***** Records supplied

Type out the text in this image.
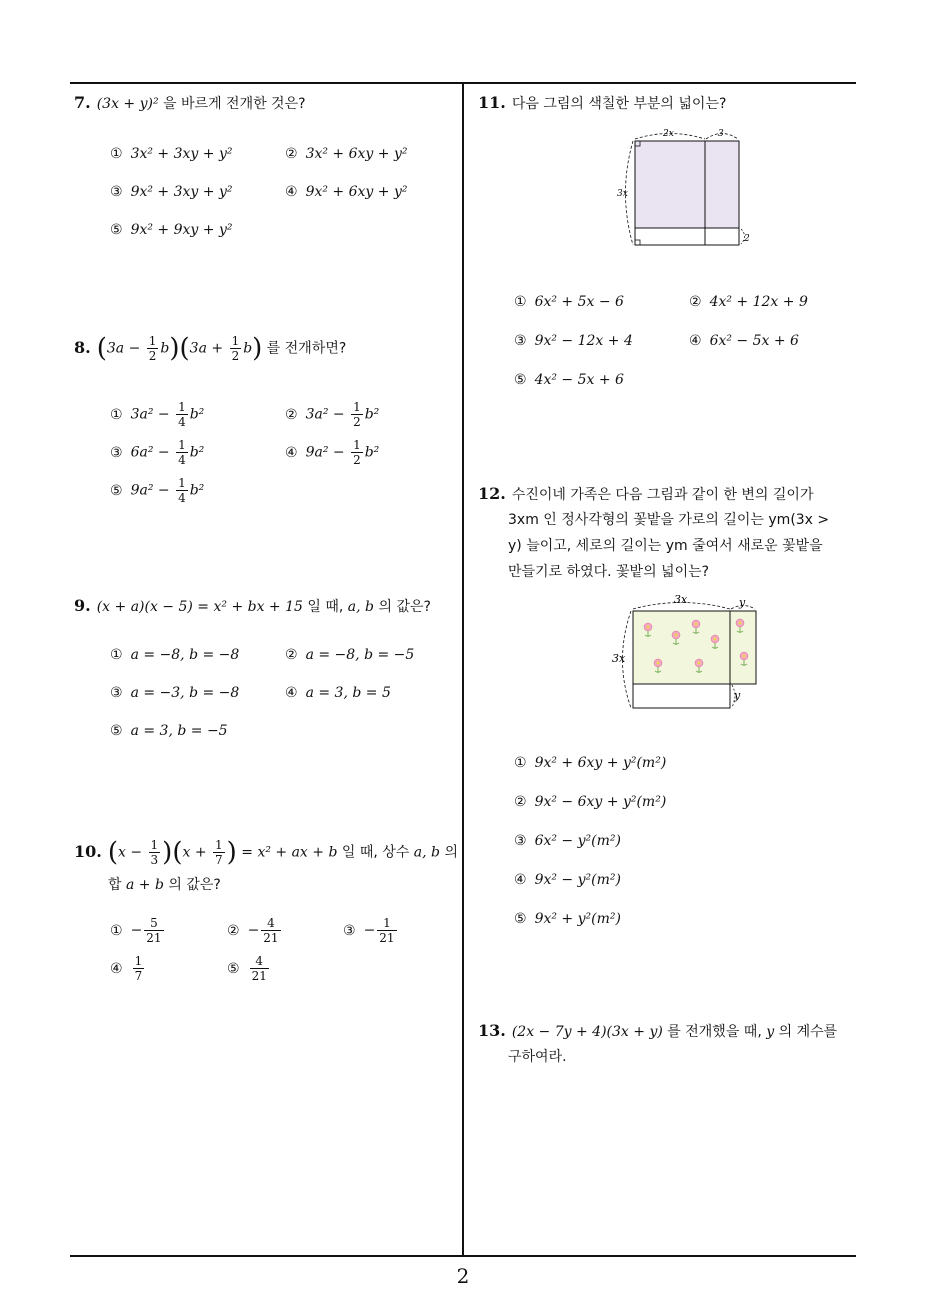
2
7. (3x + y)² 을 바르게 전개한 것은?
① 3x² + 3xy + y²	② 3x² + 6xy + y²
③ 9x² + 3xy + y²	④ 9x² + 6xy + y²
⑤ 9x² + 9xy + y²
8. $(3a - \frac{1}{2} b)(3a + \frac{1}{2} b)$ 를 전개하면?
① $3a^2 - \frac{1}{4} b^2$	② $3a^2 - \frac{1}{2} b^2$
③ $6a^2 - \frac{1}{4} b^2$	④ $9a^2 - \frac{1}{2} b^2$
⑤ $9a^2 - \frac{1}{4} b^2$
9. (x + a)(x − 5) = x² + bx + 15 일 때, a, b 의 값은?
① a = −8, b = −8	② a = −8, b = −5
③ a = −3, b = −8	④ a = 3, b = 5
⑤ a = 3, b = −5
10. $(x - \frac{1}{3} )(x + \frac{1}{7}$ ) = x² + ax + b 일 때, 상수 a, b 의
합 a + b 의 값은?
① − $\frac{5}{21}$	② − $\frac{4}{21}$	③ − $\frac{1}{21}$
④ $\frac{1}{7}$	⑤ $\frac{4}{21}$
11. 다음 그림의 색칠한 부분의 넓이는?
2x	3
3x
2
① 6x² + 5x − 6	② 4x² + 12x + 9
③ 9x² − 12x + 4	④ 6x² − 5x + 6
⑤ 4x² − 5x + 6
12. 수진이네 가족은 다음 그림과 같이 한 변의 길이가
3xm 인 정사각형의 꽃밭을 가로의 길이는 ym(3x >
y) 늘이고, 세로의 길이는 ym 줄여서 새로운 꽃밭을
만들기로 하였다. 꽃밭의 넓이는?
3x	y
3x
y
① 9x² + 6xy + y²(m²)
② 9x² − 6xy + y²(m²)
③ 6x² − y²(m²)
④ 9x² − y²(m²)
⑤ 9x² + y²(m²)
13. (2x − 7y + 4)(3x + y) 를 전개했을 때, y 의 계수를
구하여라.
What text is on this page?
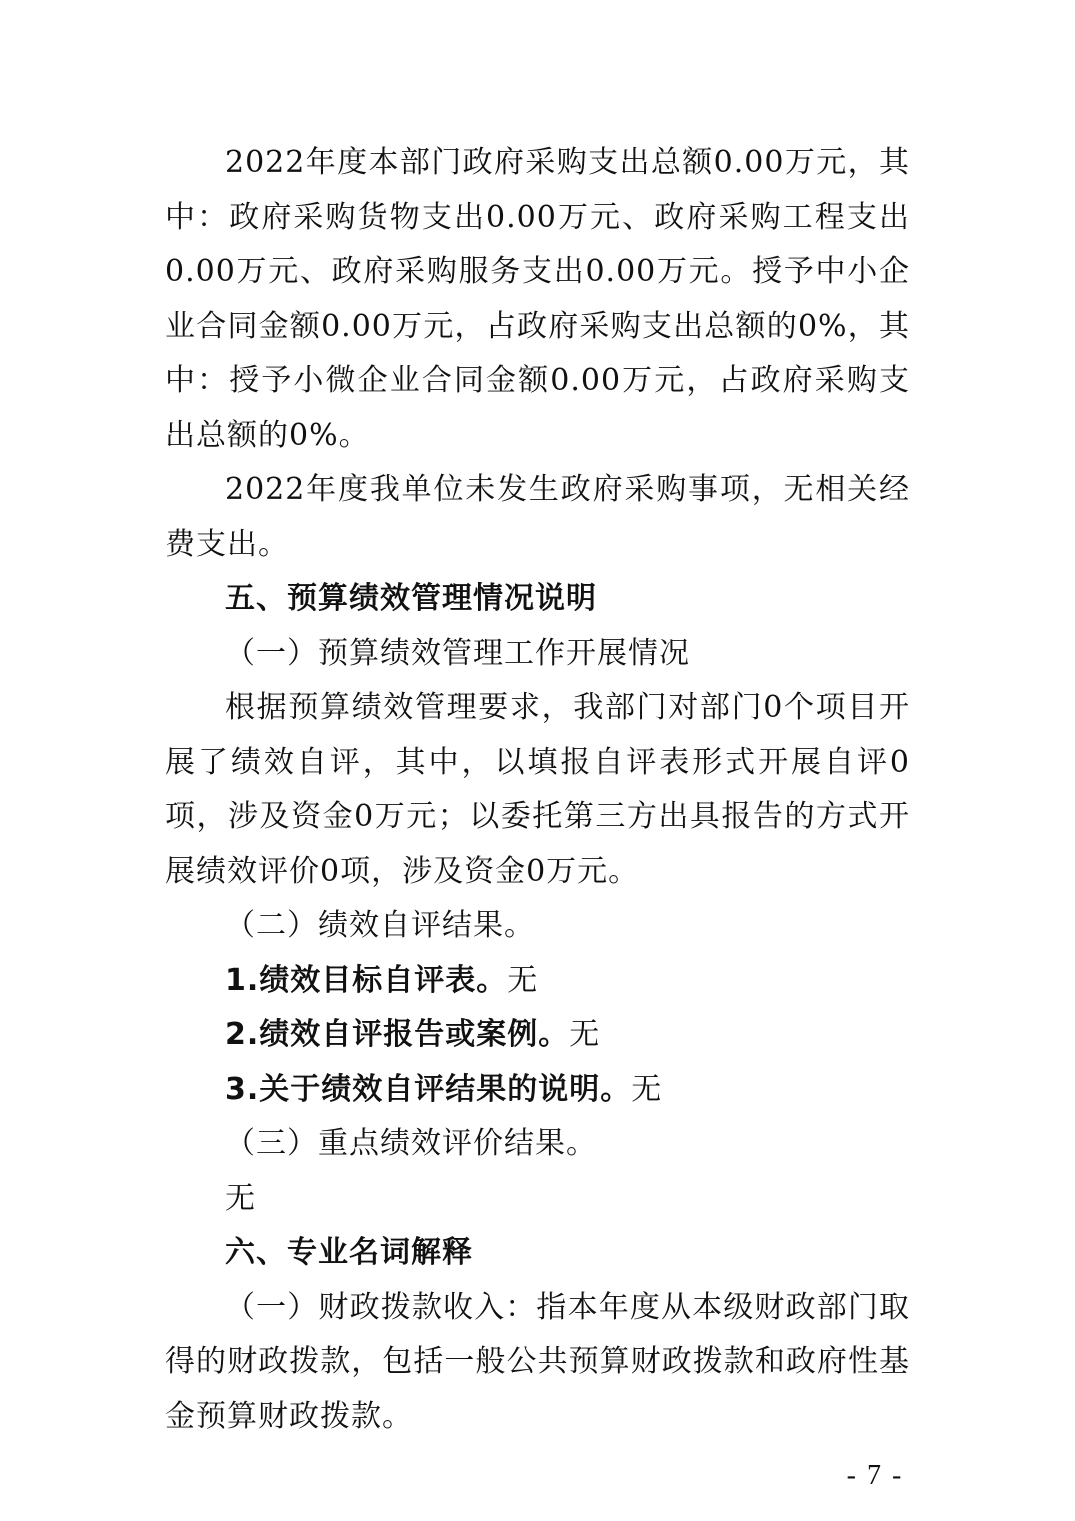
2022年度本部门政府采购支出总额0.00万元，其中：政府采购货物支出0.00万元、政府采购工程支出0.00万元、政府采购服务支出0.00万元。授予中小企业合同金额0.00万元，占政府采购支出总额的0%，其中：授予小微企业合同金额0.00万元，占政府采购支出总额的0%。

2022年度我单位未发生政府采购事项，无相关经费支出。

五、预算绩效管理情况说明

（一）预算绩效管理工作开展情况

根据预算绩效管理要求，我部门对部门0个项目开展了绩效自评，其中，以填报自评表形式开展自评0项，涉及资金0万元；以委托第三方出具报告的方式开展绩效评价0项，涉及资金0万元。

（二）绩效自评结果。

1.绩效目标自评表。无

2.绩效自评报告或案例。无

3.关于绩效自评结果的说明。无

（三）重点绩效评价结果。

无

六、专业名词解释

（一）财政拨款收入：指本年度从本级财政部门取得的财政拨款，包括一般公共预算财政拨款和政府性基金预算财政拨款。

- 7 -
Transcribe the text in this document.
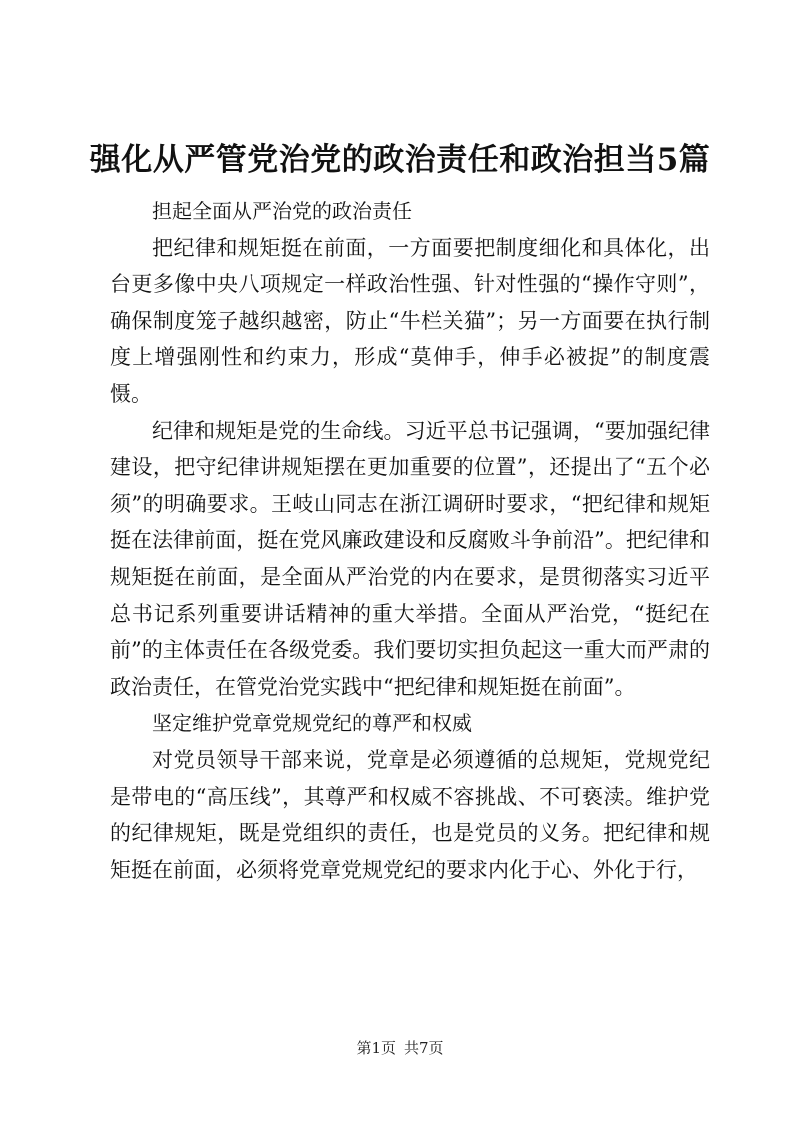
强化从严管党治党的政治责任和政治担当5篇

担起全面从严治党的政治责任

把纪律和规矩挺在前面，一方面要把制度细化和具体化，出台更多像中央八项规定一样政治性强、针对性强的“操作守则”，确保制度笼子越织越密，防止“牛栏关猫”；另一方面要在执行制度上增强刚性和约束力，形成“莫伸手，伸手必被捉”的制度震慑。

纪律和规矩是党的生命线。习近平总书记强调，“要加强纪律建设，把守纪律讲规矩摆在更加重要的位置”，还提出了“五个必须”的明确要求。王岐山同志在浙江调研时要求，“把纪律和规矩挺在法律前面，挺在党风廉政建设和反腐败斗争前沿”。把纪律和规矩挺在前面，是全面从严治党的内在要求，是贯彻落实习近平总书记系列重要讲话精神的重大举措。全面从严治党，“挺纪在前”的主体责任在各级党委。我们要切实担负起这一重大而严肃的政治责任，在管党治党实践中“把纪律和规矩挺在前面”。

坚定维护党章党规党纪的尊严和权威

对党员领导干部来说，党章是必须遵循的总规矩，党规党纪是带电的“高压线”，其尊严和权威不容挑战、不可亵渎。维护党的纪律规矩，既是党组织的责任，也是党员的义务。把纪律和规矩挺在前面，必须将党章党规党纪的要求内化于心、外化于行，

第1页 共7页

**********

▶ _Set task_: Every entry above needs to be retyped exactly; drop the pictures.

▶ _The output_:
Type out the text in this image.
2
7. (3x + y)² 을 바르게 전개한 것은?
① 3x² + 3xy + y²	② 3x² + 6xy + y²
③ 9x² + 3xy + y²	④ 9x² + 6xy + y²
⑤ 9x² + 9xy + y²
8. $(3a - \frac{1}{2} b)(3a + \frac{1}{2} b)$ 를 전개하면?
① $3a^2 - \frac{1}{4} b^2$	② $3a^2 - \frac{1}{2} b^2$
③ $6a^2 - \frac{1}{4} b^2$	④ $9a^2 - \frac{1}{2} b^2$
⑤ $9a^2 - \frac{1}{4} b^2$
9. (x + a)(x − 5) = x² + bx + 15 일 때, a, b 의 값은?
① a = −8, b = −8	② a = −8, b = −5
③ a = −3, b = −8	④ a = 3, b = 5
⑤ a = 3, b = −5
10. $(x - \frac{1}{3} )(x + \frac{1}{7}$ ) = x² + ax + b 일 때, 상수 a, b 의
합 a + b 의 값은?
① − $\frac{5}{21}$	② − $\frac{4}{21}$	③ − $\frac{1}{21}$
④ $\frac{1}{7}$	⑤ $\frac{4}{21}$
11. 다음 그림의 색칠한 부분의 넓이는?
2x	3
3x
2
① 6x² + 5x − 6	② 4x² + 12x + 9
③ 9x² − 12x + 4	④ 6x² − 5x + 6
⑤ 4x² − 5x + 6
12. 수진이네 가족은 다음 그림과 같이 한 변의 길이가
3xm 인 정사각형의 꽃밭을 가로의 길이는 ym(3x >
y) 늘이고, 세로의 길이는 ym 줄여서 새로운 꽃밭을
만들기로 하였다. 꽃밭의 넓이는?
3x	y
3x
y
① 9x² + 6xy + y²(m²)
② 9x² − 6xy + y²(m²)
③ 6x² − y²(m²)
④ 9x² − y²(m²)
⑤ 9x² + y²(m²)
13. (2x − 7y + 4)(3x + y) 를 전개했을 때, y 의 계수를
구하여라.
What text is on this page?
2022年度本部门政府采购支出总额0.00万元，其中：政府采购货物支出0.00万元、政府采购工程支出0.00万元、政府采购服务支出0.00万元。授予中小企业合同金额0.00万元，占政府采购支出总额的0%，其中：授予小微企业合同金额0.00万元，占政府采购支出总额的0%。

2022年度我单位未发生政府采购事项，无相关经费支出。

五、预算绩效管理情况说明

（一）预算绩效管理工作开展情况

根据预算绩效管理要求，我部门对部门0个项目开展了绩效自评，其中，以填报自评表形式开展自评0项，涉及资金0万元；以委托第三方出具报告的方式开展绩效评价0项，涉及资金0万元。

（二）绩效自评结果。

1.绩效目标自评表。无

2.绩效自评报告或案例。无

3.关于绩效自评结果的说明。无

（三）重点绩效评价结果。

无

六、专业名词解释

（一）财政拨款收入：指本年度从本级财政部门取得的财政拨款，包括一般公共预算财政拨款和政府性基金预算财政拨款。

- 7 -
Transcribe the text in this document.
强化从严管党治党的政治责任和政治担当5篇

担起全面从严治党的政治责任

把纪律和规矩挺在前面，一方面要把制度细化和具体化，出台更多像中央八项规定一样政治性强、针对性强的“操作守则”，确保制度笼子越织越密，防止“牛栏关猫”；另一方面要在执行制度上增强刚性和约束力，形成“莫伸手，伸手必被捉”的制度震慑。

纪律和规矩是党的生命线。习近平总书记强调，“要加强纪律建设，把守纪律讲规矩摆在更加重要的位置”，还提出了“五个必须”的明确要求。王岐山同志在浙江调研时要求，“把纪律和规矩挺在法律前面，挺在党风廉政建设和反腐败斗争前沿”。把纪律和规矩挺在前面，是全面从严治党的内在要求，是贯彻落实习近平总书记系列重要讲话精神的重大举措。全面从严治党，“挺纪在前”的主体责任在各级党委。我们要切实担负起这一重大而严肃的政治责任，在管党治党实践中“把纪律和规矩挺在前面”。

坚定维护党章党规党纪的尊严和权威

对党员领导干部来说，党章是必须遵循的总规矩，党规党纪是带电的“高压线”，其尊严和权威不容挑战、不可亵渎。维护党的纪律规矩，既是党组织的责任，也是党员的义务。把纪律和规矩挺在前面，必须将党章党规党纪的要求内化于心、外化于行，

第1页 共7页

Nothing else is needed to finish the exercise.